WHAT THIS TASK INVOLVES
Your task is to repeat the lines below exactly, excluding any pictures they contain.

BEGIN

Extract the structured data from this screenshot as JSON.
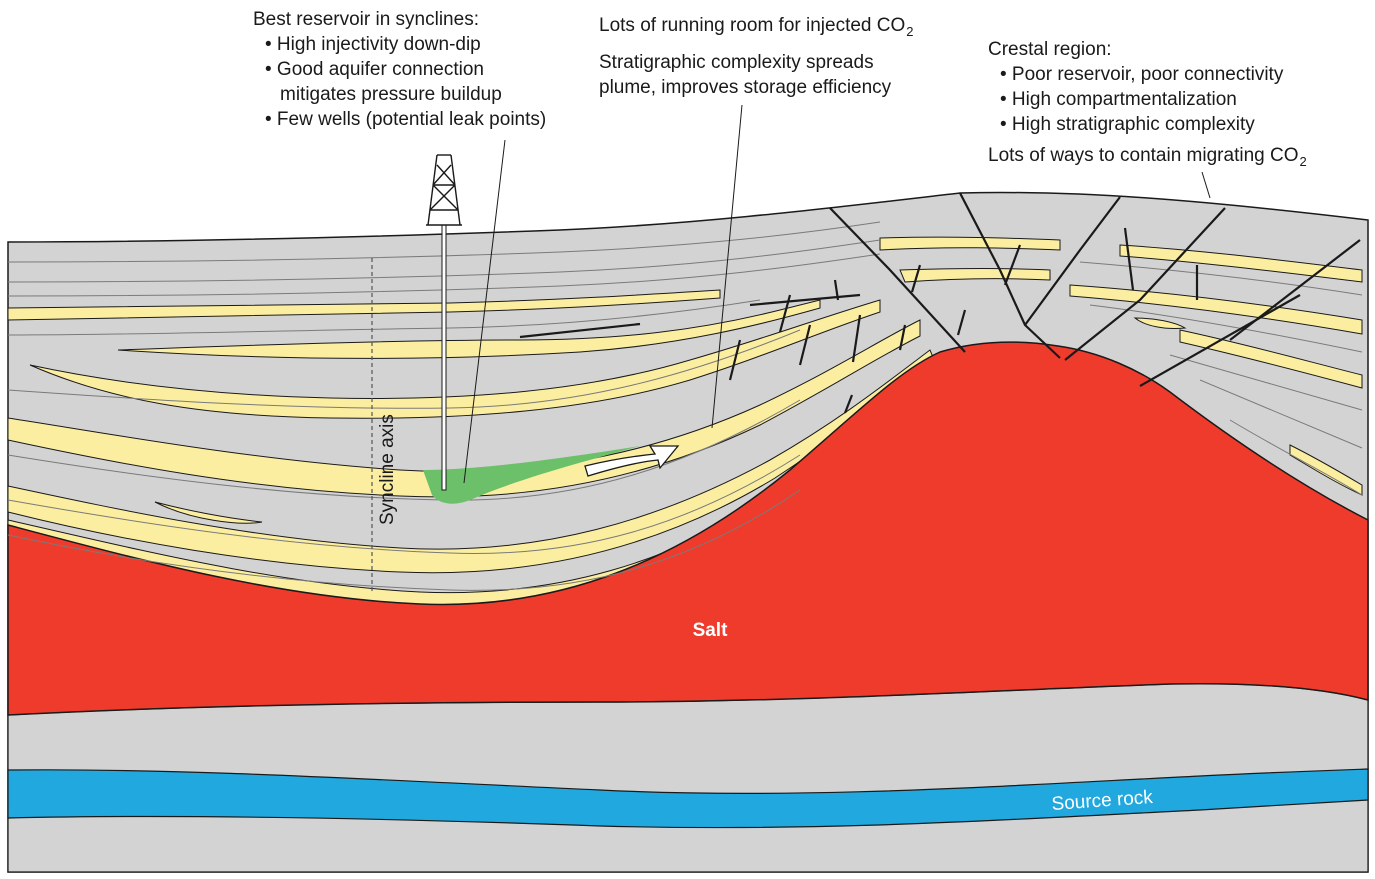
{
  "callouts": {
    "synclines": {
      "heading": "Best reservoir in synclines:",
      "items": [
        "• High injectivity down-dip",
        "• Good aquifer connection",
        "mitigates pressure buildup",
        "• Few wells (potential leak points)"
      ]
    },
    "running_room": {
      "line1": "Lots of running room for injected CO",
      "line2": "Stratigraphic complexity spreads",
      "line3": "plume, improves storage efficiency"
    },
    "crestal": {
      "heading": "Crestal region:",
      "items": [
        "• Poor reservoir, poor connectivity",
        "• High compartmentalization",
        "• High stratigraphic complexity"
      ],
      "footer": "Lots of ways to contain migrating CO"
    }
  },
  "labels": {
    "syncline_axis": "Syncline axis",
    "salt": "Salt",
    "source_rock": "Source rock"
  },
  "colors": {
    "shale": "#d3d3d3",
    "sand": "#fbeea0",
    "salt": "#ee3b2c",
    "source_rock": "#21a8df",
    "plume": "#6cc06a",
    "outline": "#1a1a1a",
    "bedding": "#7a7a7a"
  }
}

END

RESULT OF THE TASK
Extract the structured data from this screenshot as JSON.
{
  "callouts": {
    "synclines": {
      "heading": "Best reservoir in synclines:",
      "items": [
        "• High injectivity down-dip",
        "• Good aquifer connection",
        "mitigates pressure buildup",
        "• Few wells (potential leak points)"
      ]
    },
    "running_room": {
      "line1": "Lots of running room for injected CO",
      "line2": "Stratigraphic complexity spreads",
      "line3": "plume, improves storage efficiency"
    },
    "crestal": {
      "heading": "Crestal region:",
      "items": [
        "• Poor reservoir, poor connectivity",
        "• High compartmentalization",
        "• High stratigraphic complexity"
      ],
      "footer": "Lots of ways to contain migrating CO"
    }
  },
  "labels": {
    "syncline_axis": "Syncline axis",
    "salt": "Salt",
    "source_rock": "Source rock"
  },
  "colors": {
    "shale": "#d3d3d3",
    "sand": "#fbeea0",
    "salt": "#ee3b2c",
    "source_rock": "#21a8df",
    "plume": "#6cc06a",
    "outline": "#1a1a1a",
    "bedding": "#7a7a7a"
  }
}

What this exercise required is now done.